Exclude the pictures; give every entry again exactly as written.

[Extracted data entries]
········

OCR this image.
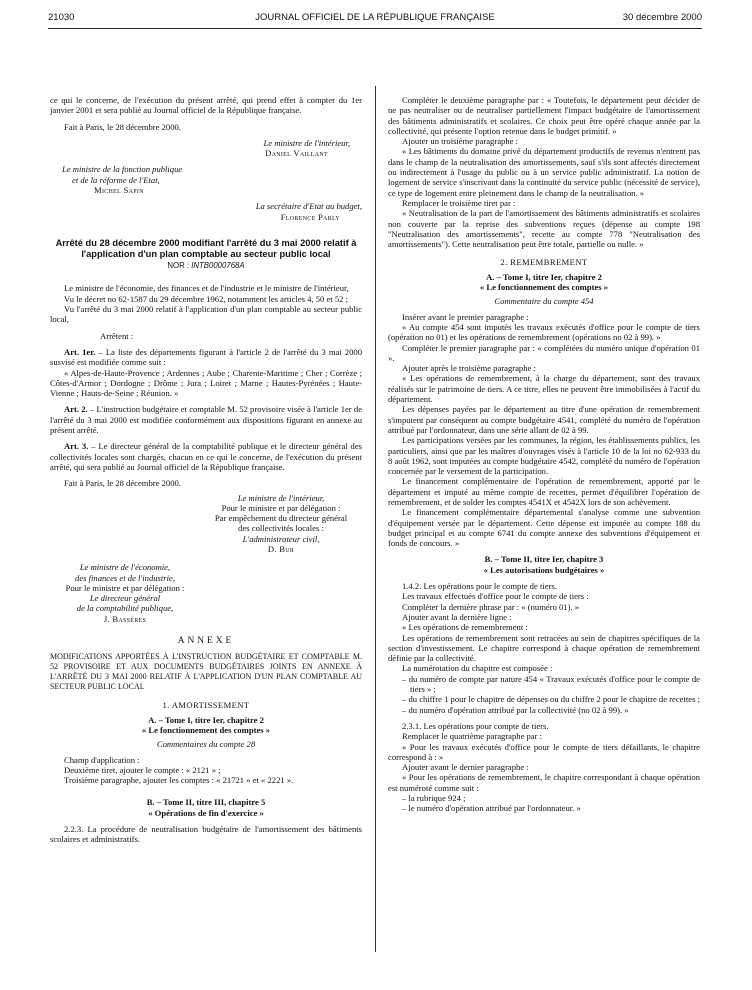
21030	JOURNAL OFFICIEL DE LA RÉPUBLIQUE FRANÇAISE	30 décembre 2000

ce qui le concerne, de l'exécution du présent arrêté, qui prend effet à compter du 1er janvier 2001 et sera publié au Journal officiel de la République française.

Fait à Paris, le 28 décembre 2000.

Le ministre de l'intérieur,

Daniel Vaillant

Le ministre de la fonction publique

et de la réforme de l'Etat,

Michel Sapin

La secrétaire d'Etat au budget,

Florence Parly

Arrêté du 28 décembre 2000 modifiant l'arrêté du 3 mai 2000 relatif à l'application d'un plan comptable au secteur public local

NOR : INTB0000768A

Le ministre de l'économie, des finances et de l'industrie et le ministre de l'intérieur,

Vu le décret no 62-1587 du 29 décembre 1962, notamment les articles 4, 50 et 52 ;

Vu l'arrêté du 3 mai 2000 relatif à l'application d'un plan comptable au secteur public local,

Arrêtent :

Art. 1er. – La liste des départements figurant à l'article 2 de l'arrêté du 3 mai 2000 susvisé est modifiée comme suit :

« Alpes-de-Haute-Provence ; Ardennes ; Aube ; Charente-Maritime ; Cher ; Corrèze ; Côtes-d'Armor ; Dordogne ; Drôme ; Jura ; Loiret ; Marne ; Hautes-Pyrénées ; Haute-Vienne ; Hauts-de-Seine ; Réunion. »

Art. 2. – L'instruction budgétaire et comptable M. 52 provisoire visée à l'article 1er de l'arrêté du 3 mai 2000 est modifiée conformément aux dispositions figurant en annexe au présent arrêté.

Art. 3. – Le directeur général de la comptabilité publique et le directeur général des collectivités locales sont chargés, chacun en ce qui le concerne, de l'exécution du présent arrêté, qui sera publié au Journal officiel de la République française.

Fait à Paris, le 28 décembre 2000.

Le ministre de l'intérieur,

Pour le ministre et par délégation :

Par empêchement du directeur général

des collectivités locales :

L'administrateur civil,

D. Bur

Le ministre de l'économie,

des finances et de l'industrie,

Pour le ministre et par délégation :

Le directeur général

de la comptabilité publique,

J. Bassères

ANNEXE

MODIFICATIONS APPORTÉES À L'INSTRUCTION BUDGÉTAIRE ET COMPTABLE M. 52 PROVISOIRE ET AUX DOCUMENTS BUDGÉTAIRES JOINTS EN ANNEXE À L'ARRÊTÉ DU 3 MAI 2000 RELATIF À L'APPLICATION D'UN PLAN COMPTABLE AU SECTEUR PUBLIC LOCAL

1. AMORTISSEMENT

A. – Tome I, titre Ier, chapitre 2

« Le fonctionnement des comptes »

Commentaires du compte 28

Champ d'application :

Deuxième tiret, ajouter le compte : « 2121 » ;

Troisième paragraphe, ajouter les comptes : « 21721 » et « 2221 ».

B. – Tome II, titre III, chapitre 5

« Opérations de fin d'exercice »

2.2.3. La procédure de neutralisation budgétaire de l'amortissement des bâtiments scolaires et administratifs.

Compléter le deuxième paragraphe par : « Toutefois, le département peut décider de ne pas neutraliser ou de neutraliser partiellement l'impact budgétaire de l'amortissement des bâtiments administratifs et scolaires. Ce choix peut être opéré chaque année par la collectivité, qui présente l'option retenue dans le budget primitif. »

Ajouter un troisième paragraphe :

« Les bâtiments du domaine privé du département productifs de revenus n'entrent pas dans le champ de la neutralisation des amortissements, sauf s'ils sont affectés directement ou indirectement à l'usage du public ou à un service public administratif. La notion de logement de service s'inscrivant dans la continuité du service public (nécessité de service), ce type de logement entre pleinement dans le champ de la neutralisation. »

Remplacer le troisième tiret par :

« Neutralisation de la part de l'amortissement des bâtiments administratifs et scolaires non couverte par la reprise des subventions reçues (dépense au compte 198 "Neutralisation des amortissements", recette au compte 778 "Neutralisation des amortissements"). Cette neutralisation peut être totale, partielle ou nulle. »

2. REMEMBREMENT

A. – Tome I, titre Ier, chapitre 2

« Le fonctionnement des comptes »

Commentaire du compte 454

Insérer avant le premier paragraphe :

« Au compte 454 sont imputés les travaux exécutés d'office pour le compte de tiers (opération no 01) et les opérations de remembrement (opérations no 02 à 99). »

Compléter le premier paragraphe par : « complétées du numéro unique d'opération 01 ».

Ajouter après le troisième paragraphe :

« Les opérations de remembrement, à la charge du département, sont des travaux réalisés sur le patrimoine de tiers. A ce titre, elles ne peuvent être immobilisées à l'actif du département.

Les dépenses payées par le département au titre d'une opération de remembrement s'imputent par conséquent au compte budgétaire 4541, complété du numéro de l'opération attribué par l'ordonnateur, dans une série allant de 02 à 99.

Les participations versées par les communes, la région, les établissements publics, les particuliers, ainsi que par les maîtres d'ouvrages visés à l'article 10 de la loi no 62-933 du 8 août 1962, sont imputées au compte budgétaire 4542, complété du numéro de l'opération concernée par le versement de la participation.

Le financement complémentaire de l'opération de remembrement, apporté par le département et imputé au même compte de recettes, permet d'équilibrer l'opération de remembrement, et de solder les comptes 4541X et 4542X lors de son achèvement.

Le financement complémentaire départemental s'analyse comme une subvention d'équipement versée par le département. Cette dépense est imputée au compte 188 du budget principal et au compte 6741 du compte annexe des subventions d'équipement et fonds de concours. »

B. – Tome II, titre Ier, chapitre 3

« Les autorisations budgétaires »

1.4.2. Les opérations pour le compte de tiers.

Les travaux effectués d'office pour le compte de tiers :

Compléter la dernière phrase par : « (numéro 01). »

Ajouter avant la dernière ligne :

« Les opérations de remembrement :

Les opérations de remembrement sont retracées au sein de chapitres spécifiques de la section d'investissement. Le chapitre correspond à chaque opération de remembrement définie par la collectivité.

La numérotation du chapitre est composée :

– du numéro de compte par nature 454 « Travaux exécutés d'office pour le compte de tiers » ;

– du chiffre 1 pour le chapitre de dépenses ou du chiffre 2 pour le chapitre de recettes ;

– du numéro d'opération attribué par la collectivité (no 02 à 99). »

2.3.1. Les opérations pour compte de tiers.

Remplacer le quatrième paragraphe par :

« Pour les travaux exécutés d'office pour le compte de tiers défaillants, le chapitre correspond à : »

Ajouter avant le dernier paragraphe :

« Pour les opérations de remembrement, le chapitre correspondant à chaque opération est numéroté comme suit :

– la rubrique 924 ;

– le numéro d'opération attribué par l'ordonnateur. »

········

● **THE RESULT**
OCR this image.
21030	JOURNAL OFFICIEL DE LA RÉPUBLIQUE FRANÇAISE	30 décembre 2000

ce qui le concerne, de l'exécution du présent arrêté, qui prend effet à compter du 1er janvier 2001 et sera publié au Journal officiel de la République française.

Fait à Paris, le 28 décembre 2000.

Le ministre de l'intérieur,

Daniel Vaillant

Le ministre de la fonction publique

et de la réforme de l'Etat,

Michel Sapin

La secrétaire d'Etat au budget,

Florence Parly

Arrêté du 28 décembre 2000 modifiant l'arrêté du 3 mai 2000 relatif à l'application d'un plan comptable au secteur public local

NOR : INTB0000768A

Le ministre de l'économie, des finances et de l'industrie et le ministre de l'intérieur,

Vu le décret no 62-1587 du 29 décembre 1962, notamment les articles 4, 50 et 52 ;

Vu l'arrêté du 3 mai 2000 relatif à l'application d'un plan comptable au secteur public local,

Arrêtent :

Art. 1er. – La liste des départements figurant à l'article 2 de l'arrêté du 3 mai 2000 susvisé est modifiée comme suit :

« Alpes-de-Haute-Provence ; Ardennes ; Aube ; Charente-Maritime ; Cher ; Corrèze ; Côtes-d'Armor ; Dordogne ; Drôme ; Jura ; Loiret ; Marne ; Hautes-Pyrénées ; Haute-Vienne ; Hauts-de-Seine ; Réunion. »

Art. 2. – L'instruction budgétaire et comptable M. 52 provisoire visée à l'article 1er de l'arrêté du 3 mai 2000 est modifiée conformément aux dispositions figurant en annexe au présent arrêté.

Art. 3. – Le directeur général de la comptabilité publique et le directeur général des collectivités locales sont chargés, chacun en ce qui le concerne, de l'exécution du présent arrêté, qui sera publié au Journal officiel de la République française.

Fait à Paris, le 28 décembre 2000.

Le ministre de l'intérieur,

Pour le ministre et par délégation :

Par empêchement du directeur général

des collectivités locales :

L'administrateur civil,

D. Bur

Le ministre de l'économie,

des finances et de l'industrie,

Pour le ministre et par délégation :

Le directeur général

de la comptabilité publique,

J. Bassères

ANNEXE

MODIFICATIONS APPORTÉES À L'INSTRUCTION BUDGÉTAIRE ET COMPTABLE M. 52 PROVISOIRE ET AUX DOCUMENTS BUDGÉTAIRES JOINTS EN ANNEXE À L'ARRÊTÉ DU 3 MAI 2000 RELATIF À L'APPLICATION D'UN PLAN COMPTABLE AU SECTEUR PUBLIC LOCAL

1. AMORTISSEMENT

A. – Tome I, titre Ier, chapitre 2

« Le fonctionnement des comptes »

Commentaires du compte 28

Champ d'application :

Deuxième tiret, ajouter le compte : « 2121 » ;

Troisième paragraphe, ajouter les comptes : « 21721 » et « 2221 ».

B. – Tome II, titre III, chapitre 5

« Opérations de fin d'exercice »

2.2.3. La procédure de neutralisation budgétaire de l'amortissement des bâtiments scolaires et administratifs.

Compléter le deuxième paragraphe par : « Toutefois, le département peut décider de ne pas neutraliser ou de neutraliser partiellement l'impact budgétaire de l'amortissement des bâtiments administratifs et scolaires. Ce choix peut être opéré chaque année par la collectivité, qui présente l'option retenue dans le budget primitif. »

Ajouter un troisième paragraphe :

« Les bâtiments du domaine privé du département productifs de revenus n'entrent pas dans le champ de la neutralisation des amortissements, sauf s'ils sont affectés directement ou indirectement à l'usage du public ou à un service public administratif. La notion de logement de service s'inscrivant dans la continuité du service public (nécessité de service), ce type de logement entre pleinement dans le champ de la neutralisation. »

Remplacer le troisième tiret par :

« Neutralisation de la part de l'amortissement des bâtiments administratifs et scolaires non couverte par la reprise des subventions reçues (dépense au compte 198 "Neutralisation des amortissements", recette au compte 778 "Neutralisation des amortissements"). Cette neutralisation peut être totale, partielle ou nulle. »

2. REMEMBREMENT

A. – Tome I, titre Ier, chapitre 2

« Le fonctionnement des comptes »

Commentaire du compte 454

Insérer avant le premier paragraphe :

« Au compte 454 sont imputés les travaux exécutés d'office pour le compte de tiers (opération no 01) et les opérations de remembrement (opérations no 02 à 99). »

Compléter le premier paragraphe par : « complétées du numéro unique d'opération 01 ».

Ajouter après le troisième paragraphe :

« Les opérations de remembrement, à la charge du département, sont des travaux réalisés sur le patrimoine de tiers. A ce titre, elles ne peuvent être immobilisées à l'actif du département.

Les dépenses payées par le département au titre d'une opération de remembrement s'imputent par conséquent au compte budgétaire 4541, complété du numéro de l'opération attribué par l'ordonnateur, dans une série allant de 02 à 99.

Les participations versées par les communes, la région, les établissements publics, les particuliers, ainsi que par les maîtres d'ouvrages visés à l'article 10 de la loi no 62-933 du 8 août 1962, sont imputées au compte budgétaire 4542, complété du numéro de l'opération concernée par le versement de la participation.

Le financement complémentaire de l'opération de remembrement, apporté par le département et imputé au même compte de recettes, permet d'équilibrer l'opération de remembrement, et de solder les comptes 4541X et 4542X lors de son achèvement.

Le financement complémentaire départemental s'analyse comme une subvention d'équipement versée par le département. Cette dépense est imputée au compte 188 du budget principal et au compte 6741 du compte annexe des subventions d'équipement et fonds de concours. »

B. – Tome II, titre Ier, chapitre 3

« Les autorisations budgétaires »

1.4.2. Les opérations pour le compte de tiers.

Les travaux effectués d'office pour le compte de tiers :

Compléter la dernière phrase par : « (numéro 01). »

Ajouter avant la dernière ligne :

« Les opérations de remembrement :

Les opérations de remembrement sont retracées au sein de chapitres spécifiques de la section d'investissement. Le chapitre correspond à chaque opération de remembrement définie par la collectivité.

La numérotation du chapitre est composée :

– du numéro de compte par nature 454 « Travaux exécutés d'office pour le compte de tiers » ;

– du chiffre 1 pour le chapitre de dépenses ou du chiffre 2 pour le chapitre de recettes ;

– du numéro d'opération attribué par la collectivité (no 02 à 99). »

2.3.1. Les opérations pour compte de tiers.

Remplacer le quatrième paragraphe par :

« Pour les travaux exécutés d'office pour le compte de tiers défaillants, le chapitre correspond à : »

Ajouter avant le dernier paragraphe :

« Pour les opérations de remembrement, le chapitre correspondant à chaque opération est numéroté comme suit :

– la rubrique 924 ;

– le numéro d'opération attribué par l'ordonnateur. »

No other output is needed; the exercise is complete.